DIRECTIONS FOR THIS TASK: Wherever the string "Retention" appears in the listing, copy that line.

## Start RECORDED DATA

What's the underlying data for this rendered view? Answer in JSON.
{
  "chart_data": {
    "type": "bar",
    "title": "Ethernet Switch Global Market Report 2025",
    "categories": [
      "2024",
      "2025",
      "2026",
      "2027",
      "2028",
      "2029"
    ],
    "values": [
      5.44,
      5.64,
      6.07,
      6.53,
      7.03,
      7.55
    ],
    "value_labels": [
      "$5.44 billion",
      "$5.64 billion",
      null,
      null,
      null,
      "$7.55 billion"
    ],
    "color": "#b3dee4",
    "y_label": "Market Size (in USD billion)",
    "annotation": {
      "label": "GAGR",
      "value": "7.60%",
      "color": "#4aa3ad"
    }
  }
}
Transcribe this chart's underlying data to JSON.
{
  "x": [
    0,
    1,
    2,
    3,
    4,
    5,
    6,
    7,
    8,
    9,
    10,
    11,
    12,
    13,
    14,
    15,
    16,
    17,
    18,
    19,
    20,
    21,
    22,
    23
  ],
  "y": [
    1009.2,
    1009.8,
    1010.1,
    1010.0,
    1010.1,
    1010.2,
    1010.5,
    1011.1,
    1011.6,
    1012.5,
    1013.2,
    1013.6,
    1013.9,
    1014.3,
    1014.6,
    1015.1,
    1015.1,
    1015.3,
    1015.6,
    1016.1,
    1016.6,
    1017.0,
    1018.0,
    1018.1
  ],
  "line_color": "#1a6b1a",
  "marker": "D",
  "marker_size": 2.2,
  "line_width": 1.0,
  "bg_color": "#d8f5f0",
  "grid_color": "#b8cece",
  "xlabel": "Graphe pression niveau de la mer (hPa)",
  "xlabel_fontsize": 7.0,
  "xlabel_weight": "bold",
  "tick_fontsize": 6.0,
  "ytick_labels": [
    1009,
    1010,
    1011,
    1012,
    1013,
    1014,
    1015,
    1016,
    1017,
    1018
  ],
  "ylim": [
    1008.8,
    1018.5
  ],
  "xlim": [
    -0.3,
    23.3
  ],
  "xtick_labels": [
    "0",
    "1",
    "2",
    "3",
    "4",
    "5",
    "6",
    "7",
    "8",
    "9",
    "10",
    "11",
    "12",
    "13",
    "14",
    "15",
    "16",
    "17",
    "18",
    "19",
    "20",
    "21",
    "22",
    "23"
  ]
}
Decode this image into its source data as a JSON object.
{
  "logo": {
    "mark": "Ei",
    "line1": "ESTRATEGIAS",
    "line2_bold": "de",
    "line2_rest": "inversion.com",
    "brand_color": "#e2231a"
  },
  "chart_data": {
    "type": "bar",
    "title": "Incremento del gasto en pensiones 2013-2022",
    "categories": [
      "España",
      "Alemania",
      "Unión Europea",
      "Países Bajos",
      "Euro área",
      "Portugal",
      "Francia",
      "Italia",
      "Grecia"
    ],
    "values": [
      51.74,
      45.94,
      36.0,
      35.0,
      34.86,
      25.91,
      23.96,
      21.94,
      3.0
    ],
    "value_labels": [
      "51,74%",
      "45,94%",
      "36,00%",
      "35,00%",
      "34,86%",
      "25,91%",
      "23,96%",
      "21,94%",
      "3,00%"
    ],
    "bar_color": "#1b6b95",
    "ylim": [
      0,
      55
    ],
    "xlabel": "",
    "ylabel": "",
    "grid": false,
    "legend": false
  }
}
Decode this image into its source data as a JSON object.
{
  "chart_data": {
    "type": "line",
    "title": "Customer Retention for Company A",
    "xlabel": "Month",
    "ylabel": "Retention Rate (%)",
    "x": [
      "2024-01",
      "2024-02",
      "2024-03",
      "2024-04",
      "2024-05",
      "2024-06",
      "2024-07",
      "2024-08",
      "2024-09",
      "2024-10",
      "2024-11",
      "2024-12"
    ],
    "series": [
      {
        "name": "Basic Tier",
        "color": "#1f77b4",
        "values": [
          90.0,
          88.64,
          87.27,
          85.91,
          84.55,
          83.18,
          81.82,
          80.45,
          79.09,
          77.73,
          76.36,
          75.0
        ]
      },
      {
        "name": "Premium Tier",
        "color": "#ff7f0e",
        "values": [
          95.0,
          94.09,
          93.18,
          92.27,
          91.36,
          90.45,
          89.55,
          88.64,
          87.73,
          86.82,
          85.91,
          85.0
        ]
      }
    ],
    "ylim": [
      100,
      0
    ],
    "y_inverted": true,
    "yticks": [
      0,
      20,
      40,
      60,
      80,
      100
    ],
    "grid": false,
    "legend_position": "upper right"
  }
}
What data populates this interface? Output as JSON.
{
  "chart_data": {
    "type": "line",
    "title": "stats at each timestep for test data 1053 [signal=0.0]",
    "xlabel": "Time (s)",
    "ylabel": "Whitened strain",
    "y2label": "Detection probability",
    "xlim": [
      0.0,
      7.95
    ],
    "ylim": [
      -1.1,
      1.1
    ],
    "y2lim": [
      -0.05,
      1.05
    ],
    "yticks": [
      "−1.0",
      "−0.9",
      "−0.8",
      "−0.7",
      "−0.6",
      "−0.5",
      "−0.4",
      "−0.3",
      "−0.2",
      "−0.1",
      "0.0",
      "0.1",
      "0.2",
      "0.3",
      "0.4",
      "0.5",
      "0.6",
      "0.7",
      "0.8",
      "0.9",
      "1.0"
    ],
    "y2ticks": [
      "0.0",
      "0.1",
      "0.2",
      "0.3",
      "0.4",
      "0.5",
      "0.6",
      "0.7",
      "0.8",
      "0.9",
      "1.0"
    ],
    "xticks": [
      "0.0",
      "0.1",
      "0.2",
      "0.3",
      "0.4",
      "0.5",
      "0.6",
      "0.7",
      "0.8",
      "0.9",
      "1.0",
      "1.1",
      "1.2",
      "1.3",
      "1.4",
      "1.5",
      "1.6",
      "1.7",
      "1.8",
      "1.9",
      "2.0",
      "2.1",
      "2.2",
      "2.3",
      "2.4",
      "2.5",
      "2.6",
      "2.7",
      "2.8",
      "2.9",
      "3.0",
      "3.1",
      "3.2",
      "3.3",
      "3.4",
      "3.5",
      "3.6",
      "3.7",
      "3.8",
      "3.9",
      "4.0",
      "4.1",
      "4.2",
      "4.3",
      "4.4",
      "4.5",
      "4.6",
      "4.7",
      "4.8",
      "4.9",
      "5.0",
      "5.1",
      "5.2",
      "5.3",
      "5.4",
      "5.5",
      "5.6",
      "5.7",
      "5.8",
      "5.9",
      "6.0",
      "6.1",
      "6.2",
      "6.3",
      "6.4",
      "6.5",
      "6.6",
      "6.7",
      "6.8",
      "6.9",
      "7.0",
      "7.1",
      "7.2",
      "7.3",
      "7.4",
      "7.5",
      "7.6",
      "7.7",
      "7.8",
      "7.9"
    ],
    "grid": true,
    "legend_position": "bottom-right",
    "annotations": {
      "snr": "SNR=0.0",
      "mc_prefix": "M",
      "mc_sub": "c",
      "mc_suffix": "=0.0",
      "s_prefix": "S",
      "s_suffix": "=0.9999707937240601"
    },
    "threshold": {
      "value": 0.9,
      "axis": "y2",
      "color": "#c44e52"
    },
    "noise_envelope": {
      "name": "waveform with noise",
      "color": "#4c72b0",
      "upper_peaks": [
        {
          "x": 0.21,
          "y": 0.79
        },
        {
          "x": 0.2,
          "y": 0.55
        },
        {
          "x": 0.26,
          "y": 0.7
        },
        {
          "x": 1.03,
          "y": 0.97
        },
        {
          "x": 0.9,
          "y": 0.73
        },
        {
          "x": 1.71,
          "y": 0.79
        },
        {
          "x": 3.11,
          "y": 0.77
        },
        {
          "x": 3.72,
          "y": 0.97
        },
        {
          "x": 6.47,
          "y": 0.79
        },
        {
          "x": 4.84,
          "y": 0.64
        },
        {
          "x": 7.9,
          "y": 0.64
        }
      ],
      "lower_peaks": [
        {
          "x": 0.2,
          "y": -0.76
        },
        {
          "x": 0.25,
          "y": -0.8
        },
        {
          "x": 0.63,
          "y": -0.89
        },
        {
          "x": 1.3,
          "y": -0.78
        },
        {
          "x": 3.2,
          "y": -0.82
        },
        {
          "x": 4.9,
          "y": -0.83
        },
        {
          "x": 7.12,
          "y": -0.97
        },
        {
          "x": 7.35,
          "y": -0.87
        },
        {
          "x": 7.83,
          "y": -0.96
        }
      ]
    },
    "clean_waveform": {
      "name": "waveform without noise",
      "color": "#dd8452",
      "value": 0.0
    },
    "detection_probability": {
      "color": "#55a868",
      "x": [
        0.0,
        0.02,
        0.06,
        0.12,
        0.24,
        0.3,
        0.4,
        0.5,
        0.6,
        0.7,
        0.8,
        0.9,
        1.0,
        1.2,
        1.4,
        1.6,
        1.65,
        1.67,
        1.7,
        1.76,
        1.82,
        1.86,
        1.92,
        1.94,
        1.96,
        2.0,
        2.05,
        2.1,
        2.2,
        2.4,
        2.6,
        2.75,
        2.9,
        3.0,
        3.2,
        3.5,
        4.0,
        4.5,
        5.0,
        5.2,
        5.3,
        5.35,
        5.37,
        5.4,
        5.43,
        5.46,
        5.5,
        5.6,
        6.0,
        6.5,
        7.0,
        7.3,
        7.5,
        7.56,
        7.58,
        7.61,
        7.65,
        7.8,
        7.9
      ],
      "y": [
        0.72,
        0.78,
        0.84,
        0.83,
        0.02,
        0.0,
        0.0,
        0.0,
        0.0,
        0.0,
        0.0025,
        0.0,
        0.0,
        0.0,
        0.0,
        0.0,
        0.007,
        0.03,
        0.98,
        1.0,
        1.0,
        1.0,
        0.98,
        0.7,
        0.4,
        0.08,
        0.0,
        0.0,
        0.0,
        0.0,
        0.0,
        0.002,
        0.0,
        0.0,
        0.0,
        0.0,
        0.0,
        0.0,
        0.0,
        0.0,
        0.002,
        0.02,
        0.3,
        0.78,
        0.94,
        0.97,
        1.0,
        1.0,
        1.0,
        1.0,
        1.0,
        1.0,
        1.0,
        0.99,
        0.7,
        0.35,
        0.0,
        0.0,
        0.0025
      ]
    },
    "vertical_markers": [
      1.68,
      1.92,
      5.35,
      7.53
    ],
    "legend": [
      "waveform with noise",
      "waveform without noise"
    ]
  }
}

## End RECORDED DATA

WRITTEN RESPONSE:
    "title": "Customer Retention for Company A",
    "ylabel": "Retention Rate (%)",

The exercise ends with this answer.